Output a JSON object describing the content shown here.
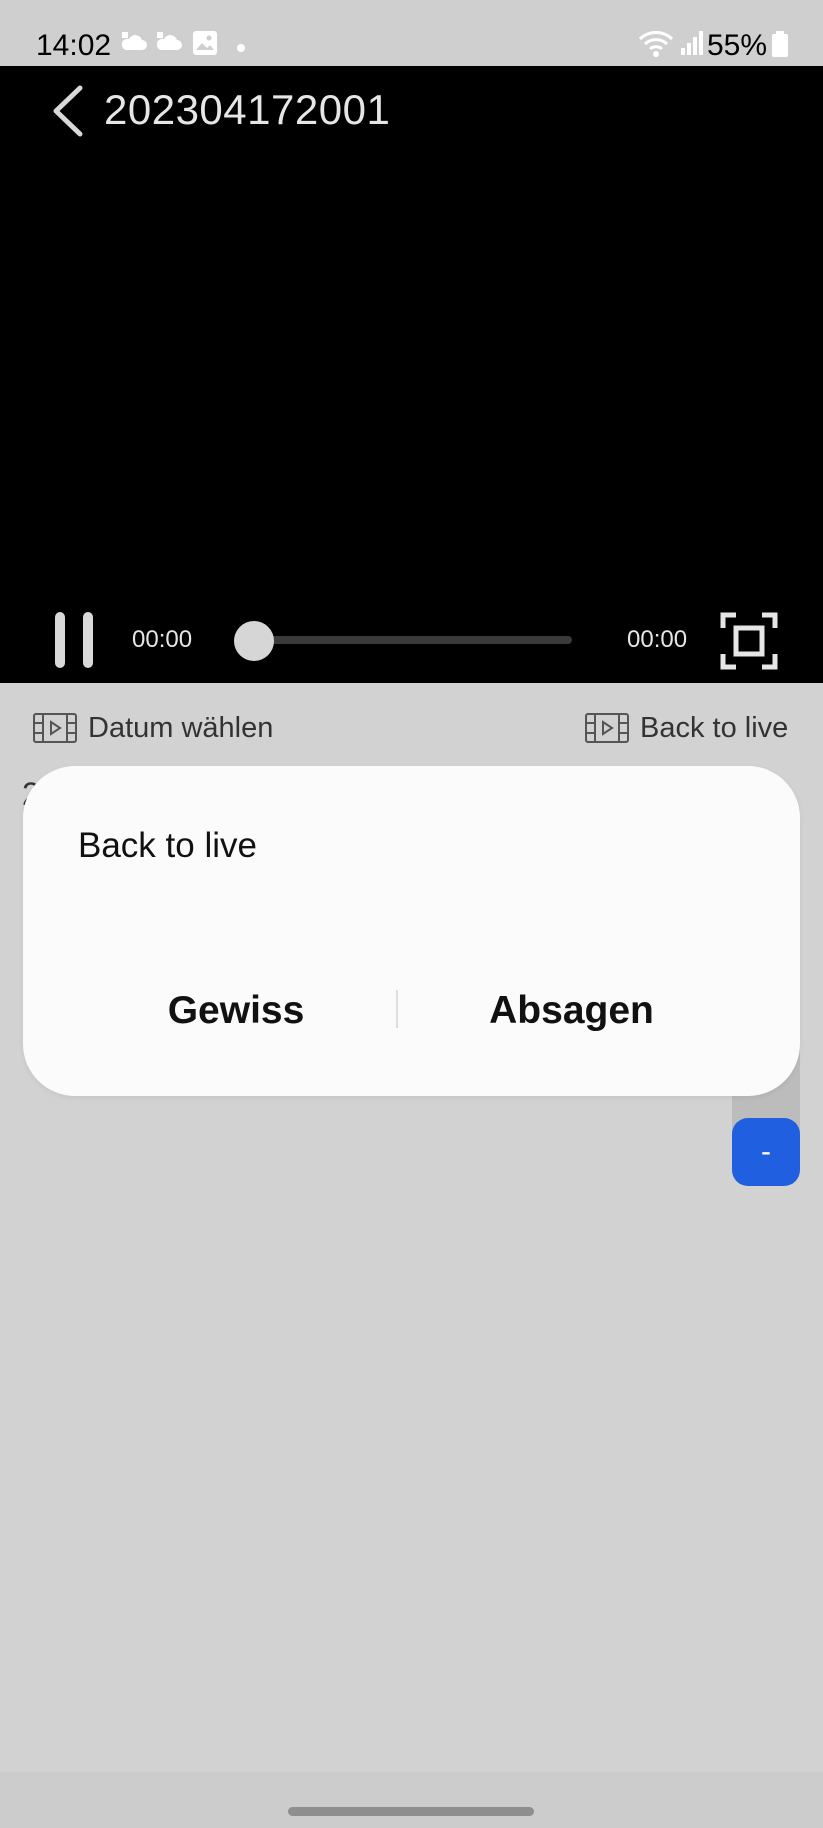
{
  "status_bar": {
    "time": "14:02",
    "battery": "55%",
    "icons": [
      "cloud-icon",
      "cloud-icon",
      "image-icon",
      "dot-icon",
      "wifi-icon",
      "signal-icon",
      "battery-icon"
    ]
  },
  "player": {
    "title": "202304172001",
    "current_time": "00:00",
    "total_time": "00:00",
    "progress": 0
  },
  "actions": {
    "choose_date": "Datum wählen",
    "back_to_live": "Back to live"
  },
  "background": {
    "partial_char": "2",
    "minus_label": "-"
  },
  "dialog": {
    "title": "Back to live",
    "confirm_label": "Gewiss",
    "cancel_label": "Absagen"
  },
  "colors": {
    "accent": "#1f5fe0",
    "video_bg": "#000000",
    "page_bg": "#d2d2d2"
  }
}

* * *

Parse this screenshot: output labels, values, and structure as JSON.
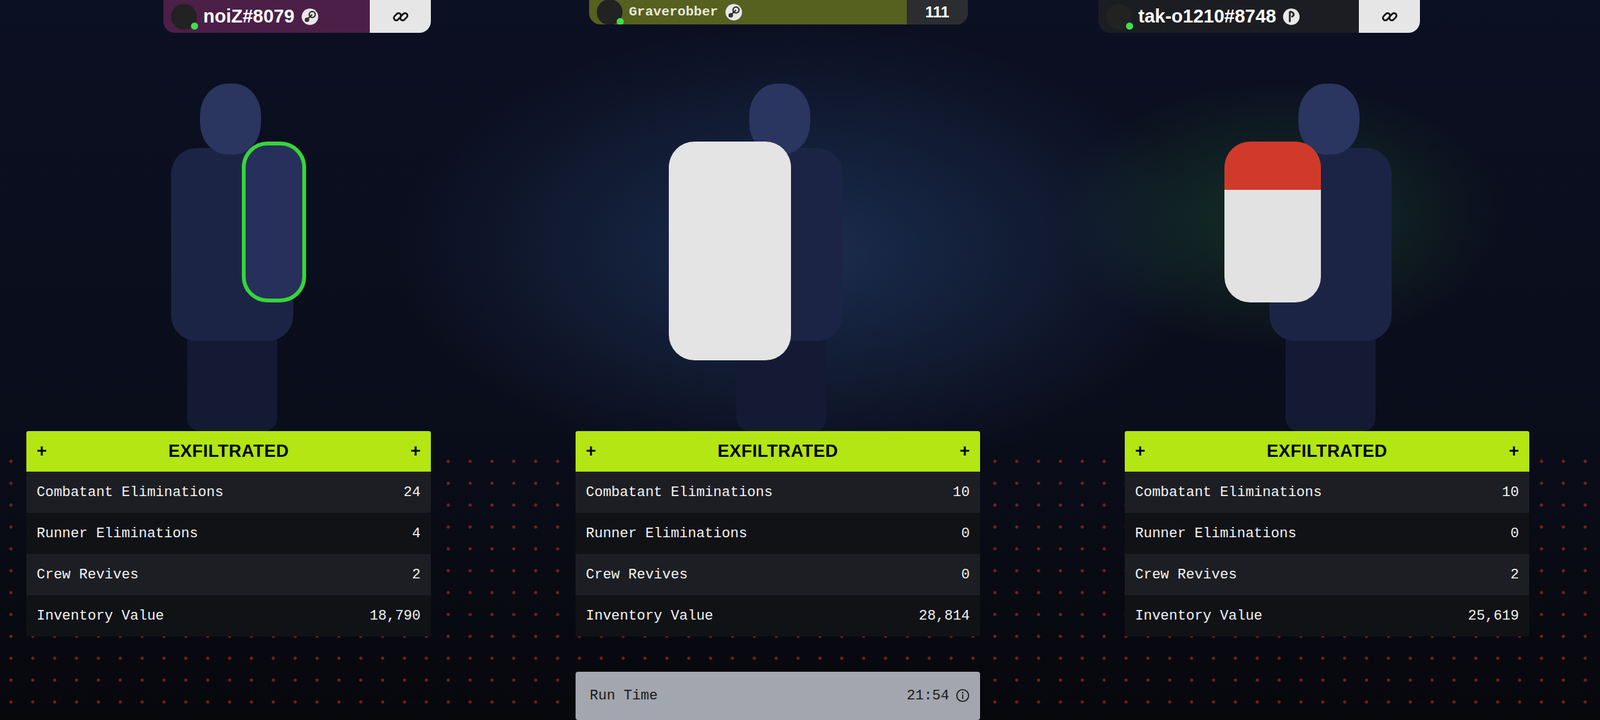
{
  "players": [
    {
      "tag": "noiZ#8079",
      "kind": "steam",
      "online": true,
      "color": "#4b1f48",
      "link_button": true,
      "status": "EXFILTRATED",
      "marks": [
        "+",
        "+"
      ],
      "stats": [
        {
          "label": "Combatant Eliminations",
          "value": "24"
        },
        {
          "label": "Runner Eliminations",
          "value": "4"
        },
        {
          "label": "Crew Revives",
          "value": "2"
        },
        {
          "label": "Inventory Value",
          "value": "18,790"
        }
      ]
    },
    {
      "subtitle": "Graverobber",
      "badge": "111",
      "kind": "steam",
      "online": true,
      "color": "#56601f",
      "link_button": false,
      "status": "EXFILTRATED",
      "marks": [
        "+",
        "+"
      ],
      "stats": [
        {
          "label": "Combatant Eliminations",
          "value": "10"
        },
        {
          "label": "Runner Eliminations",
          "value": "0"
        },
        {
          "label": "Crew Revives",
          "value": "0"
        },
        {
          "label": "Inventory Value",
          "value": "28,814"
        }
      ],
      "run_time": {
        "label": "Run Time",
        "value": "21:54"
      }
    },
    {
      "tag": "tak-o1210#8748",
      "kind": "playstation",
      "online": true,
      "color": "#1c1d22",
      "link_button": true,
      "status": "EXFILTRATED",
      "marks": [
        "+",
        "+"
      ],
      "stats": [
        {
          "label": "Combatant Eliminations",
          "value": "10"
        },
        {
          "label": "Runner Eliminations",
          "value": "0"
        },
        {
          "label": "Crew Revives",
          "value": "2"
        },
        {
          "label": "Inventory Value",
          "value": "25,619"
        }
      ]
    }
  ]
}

* WHAT IS BEING ASKED *
From the entries, copy out each line containing the word "live".

* RESULT OF THE EXERCISE *
    "back_to_live": "Back to live"
    "title": "Back to live",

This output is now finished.